BEGIN Document extract
The Gini index measures impurity in a dataset. A Gini Index value close to 0 suggests that the dataset is homogenous. (The maximum value of impurity depends on the number of classes; it is 0.5 in binary classification.) We want to find the attribute which provides the highest increase in purity.

Gain ratio:

This measure is used to correct a flaw in Information Gain. Indeed, IG tends to favor attributes with many unique values, like IDs or zip codes, because splitting on those attributes can result in pure subsets (each with one example). Those splits don’t generalize well and lead to overfitting.

Gain Ratio adjusts Information Gain by considering how “informative” or “uniform” the attribute’s values are.

\[GainRatio(D, A) = \frac{IG(D, A)}{IV(A)}\]

Where:

\[IV(A) = -\sum_{v} \frac{|D_v|}{|D|} \log_2\left(\frac{|D_v|}{|D|}\right)\]

IV is basically the entropy of the attribute A itself: how spread out the values of A are. If A splits the data into many small, equally-sized parts → high IV, if A splits into a few large parts → low IV.

Classification Error

Actually this measure is barely used to grow a tree (rather for pruning, but that’s another topic). It measures the misclassification rate at a node: if we always guessed the majority class, how often would we be wrong?

\[Error(D) = 1 - \max_i(p_i)\]

Where \((p_i\)\) is the proportion of the most frequent class.

Comparison

The following plot shows how the Entropy, Gini Index, and Classification Error vary as the class distribution changes in a binary classification setting. The x-axis gives the probability of one class (let’s say Class 1), ranging from 0 to 1, while the y-axis is the measure.

Tree

All measures peak at p = 0,5 and are 0 at the extremes. Entropy is the most sensitive measure; it penalizes mixed distributions more strongly. Gini tends to behave similarly but less aggressively (but is computationally simpler than entropy). Classification error is the less sensitive of the three.

How Hoeffding Trees Update in Real Time

For each of the previous measures, we can store statistics allowing us to recompute them quickly.

For Information Gain and Gini Index, as these two measures are based on class probabilities, we can update them simply by tracking the number of instances of each class as they arrive. In practice, at each node, we store two counters: counts[A][v][c] (counter for attribute A, value v and class c) and the total number of samples at the node.

For the Gain Ratio, we also need, for each attribute value, the number of instances that took that value (in order to compute the intrinsic value).

The case of Classification Error is more trivial, as we only need to store a class count vector to identify the most frequent class at each node.

Overall, we recompute the measure every time we evaluate a split, but we don’t touch the raw data anymore. Instead, we use the small counters (like class frequencies per attribute value) we’ve been updating incrementally, and that greatly reduce the computation time.

How Many Samples Are Enough? Use the Hoeffding Bound

Imagine you’re a judge in a cooking contest, and you’re trying to choose the best soup among many. You can’t drink the whole pot and you are only able to taste a spoonful from each. After a few sips, one soup clearly seems better than the others. But before declaring a winner, you ask yourself: “Am I confident this one is truly better, or could it be luck? Should I taste more?”

It’s exactly the same with the Hoeffding Tree algorithm: as we do not have access to the fulldataset, we need to make a decision based on a subset of data and determine the moment we are confident enough to make the decision to split the node.
END Document extract
* Requests:
**A)** Reproduce the passage of the text on decision-tree splitting from "Actually this measure" up to and including "we be wrong?".
**B)** Carry on the text on decision-tree splitting from the point where it stops.
BEGIN Data
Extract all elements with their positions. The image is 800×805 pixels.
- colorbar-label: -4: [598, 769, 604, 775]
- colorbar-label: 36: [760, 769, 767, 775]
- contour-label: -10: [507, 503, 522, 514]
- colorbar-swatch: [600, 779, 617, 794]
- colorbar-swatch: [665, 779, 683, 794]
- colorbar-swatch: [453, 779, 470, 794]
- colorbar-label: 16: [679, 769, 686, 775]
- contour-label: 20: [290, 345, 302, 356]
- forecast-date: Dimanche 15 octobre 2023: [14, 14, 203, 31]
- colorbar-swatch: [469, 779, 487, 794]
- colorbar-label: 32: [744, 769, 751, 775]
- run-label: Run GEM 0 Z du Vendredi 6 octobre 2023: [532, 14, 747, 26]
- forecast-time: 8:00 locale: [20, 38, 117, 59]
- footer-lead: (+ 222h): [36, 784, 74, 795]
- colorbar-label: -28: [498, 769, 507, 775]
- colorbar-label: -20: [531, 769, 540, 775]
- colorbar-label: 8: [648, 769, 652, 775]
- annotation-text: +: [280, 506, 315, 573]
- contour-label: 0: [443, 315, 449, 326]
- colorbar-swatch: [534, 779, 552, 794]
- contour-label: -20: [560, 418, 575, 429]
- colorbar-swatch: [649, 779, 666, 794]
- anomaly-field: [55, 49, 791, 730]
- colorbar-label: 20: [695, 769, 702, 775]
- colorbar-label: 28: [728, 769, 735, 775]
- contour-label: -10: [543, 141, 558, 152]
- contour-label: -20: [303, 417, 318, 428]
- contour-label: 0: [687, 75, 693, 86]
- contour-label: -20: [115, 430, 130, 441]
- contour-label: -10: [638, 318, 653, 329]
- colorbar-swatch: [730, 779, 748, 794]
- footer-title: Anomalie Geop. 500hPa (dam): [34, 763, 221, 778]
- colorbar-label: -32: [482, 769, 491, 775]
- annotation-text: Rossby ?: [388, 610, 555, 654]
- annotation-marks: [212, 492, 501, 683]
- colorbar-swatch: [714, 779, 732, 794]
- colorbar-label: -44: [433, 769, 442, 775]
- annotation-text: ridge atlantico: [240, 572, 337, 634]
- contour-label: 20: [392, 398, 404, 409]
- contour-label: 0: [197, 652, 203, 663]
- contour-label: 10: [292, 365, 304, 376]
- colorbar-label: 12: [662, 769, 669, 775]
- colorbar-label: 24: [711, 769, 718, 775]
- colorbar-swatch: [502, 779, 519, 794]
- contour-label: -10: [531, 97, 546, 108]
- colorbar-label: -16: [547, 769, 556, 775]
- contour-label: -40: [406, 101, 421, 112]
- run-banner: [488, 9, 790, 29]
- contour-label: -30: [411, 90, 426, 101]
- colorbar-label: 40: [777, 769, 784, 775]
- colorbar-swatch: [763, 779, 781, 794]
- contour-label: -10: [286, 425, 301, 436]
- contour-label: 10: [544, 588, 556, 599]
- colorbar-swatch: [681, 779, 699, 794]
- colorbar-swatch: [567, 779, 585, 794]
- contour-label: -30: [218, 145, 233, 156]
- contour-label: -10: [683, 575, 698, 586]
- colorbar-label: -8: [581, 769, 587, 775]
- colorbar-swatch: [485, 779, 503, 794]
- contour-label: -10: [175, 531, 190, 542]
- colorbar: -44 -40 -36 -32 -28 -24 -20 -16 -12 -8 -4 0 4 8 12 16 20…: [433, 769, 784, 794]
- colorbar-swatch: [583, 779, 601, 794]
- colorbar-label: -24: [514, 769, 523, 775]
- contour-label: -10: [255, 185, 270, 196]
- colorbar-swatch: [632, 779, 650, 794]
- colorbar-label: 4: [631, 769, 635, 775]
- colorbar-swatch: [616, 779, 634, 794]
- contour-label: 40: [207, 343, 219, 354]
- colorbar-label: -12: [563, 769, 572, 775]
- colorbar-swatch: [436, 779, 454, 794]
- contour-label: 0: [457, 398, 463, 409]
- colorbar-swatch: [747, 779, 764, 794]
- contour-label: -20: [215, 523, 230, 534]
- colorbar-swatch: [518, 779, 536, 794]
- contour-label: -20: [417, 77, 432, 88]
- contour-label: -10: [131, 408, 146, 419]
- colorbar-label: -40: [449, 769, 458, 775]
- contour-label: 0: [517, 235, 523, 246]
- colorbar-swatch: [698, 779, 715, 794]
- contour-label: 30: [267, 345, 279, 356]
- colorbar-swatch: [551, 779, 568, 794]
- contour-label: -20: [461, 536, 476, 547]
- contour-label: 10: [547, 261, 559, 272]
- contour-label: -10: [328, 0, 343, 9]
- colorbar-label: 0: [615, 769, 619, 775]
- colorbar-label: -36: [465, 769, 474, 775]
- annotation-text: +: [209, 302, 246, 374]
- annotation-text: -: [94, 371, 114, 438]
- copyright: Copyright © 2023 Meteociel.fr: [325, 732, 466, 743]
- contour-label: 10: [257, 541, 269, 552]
END Data
* Answers for this exercise:
**A)**
Actually this measure is barely used to grow a tree (rather for pruning, but that’s another topic). It measures the misclassification rate at a node: if we always guessed the majority class, how often would we be wrong?

**B)**
This is where the Hoeffding bound comes in:

\[\varepsilon = \sqrt{\frac{R^2 \cdot \ln(1/\delta)}{2n}}\]

If the difference in evaluation between the best and the second-best attributes is above \((\varepsilon\)\), then we can safely split on the best one with probability of at least (1 - \delta).

Observing the bound, we can note that:

As (n) (number of samples) increases, the bound shrinks and we become more confident.
A smaller (\delta) (more confidence) makes (\varepsilon) larger — we need more data to be sure.
(R) is a normalizing factor: if the scores vary widely, we need more samples to be confident.

Below, we can observe how the bound decreases with the number of sample, for several confidence levels, in the case of a binary classification problem with Gini index as evaluation measure (and therefore R = 0,5)

Tree

The Algorithm and its Variants

How Hoeffding Trees Work

Before initializing a Hoeffding Tree, it’s important to define a set of key parameters that influence its learning behavior:

Maximum Tree Depth: The maximum number of levels the tree can grow. Controls model complexity and overfitting.
Minimum Samples per Node: Minimum number of samples required at a node before considering a split.
Grace Period: Number of instances a leaf should observe between split attempts. Higher values reduce computation but slow down responsiveness.
Split Confidence (δ): The confidence level used in the Hoeffding bound to determine when a split is statistically justified (commonly δ = 10⁻⁷).
Evaluation Measure: The metric used to choose the best split (e.g., Information Gain, Gini Index, Gain Ratio).
Nominal vs. Numeric Attributes: Strategy for handling numeric attributes (e.g., using histograms or binary splits).
Memory Limit: Optional constraint to limit the memory usage of the model.

These parameters can be adjusted depending on the trade-offs between accuracy, speed, and computational resources. Then you can run the algorithm summarized in the picture below:

Tree

4 Variants for Real-World Problems

Several variants of Hoeffding Trees exist to address the specific challenges of learning from data streams, such as evolving distributions, early predictions, and handling continuous targets.

1. Adaptive Hoeffding Trees (AHT)

Addresses concept drift, when the underlying data distribution changes over time.

AHTs improve the original algorithm by integrating drift detection mechanisms (such as ADWIN). They continuously monitor the performance of each branch, and when a decline in accuracy is detected, they can replace outdated subtrees with newly trained ones. This makes the model resilient to evolving data patterns, which may be useful in dynamic environments.

2. Option Hoeffding Trees

Addresses attribute ambiguity and limited expressiveness at decision points.

Option trees allow multiple competing splits to be retained at a node, rather than committing to a single attribute. This creates parallel branches that explore different splitting paths, which improves predictive accuracy, particularly in early stages or in cases where multiple attributes appear similarly informative.As is often the case, the trade-off is increased computational and memory cost.

3. Hoeffding Anytime Trees (HATT)

Addresses delayed decisions, waiting too long to make useful predictions.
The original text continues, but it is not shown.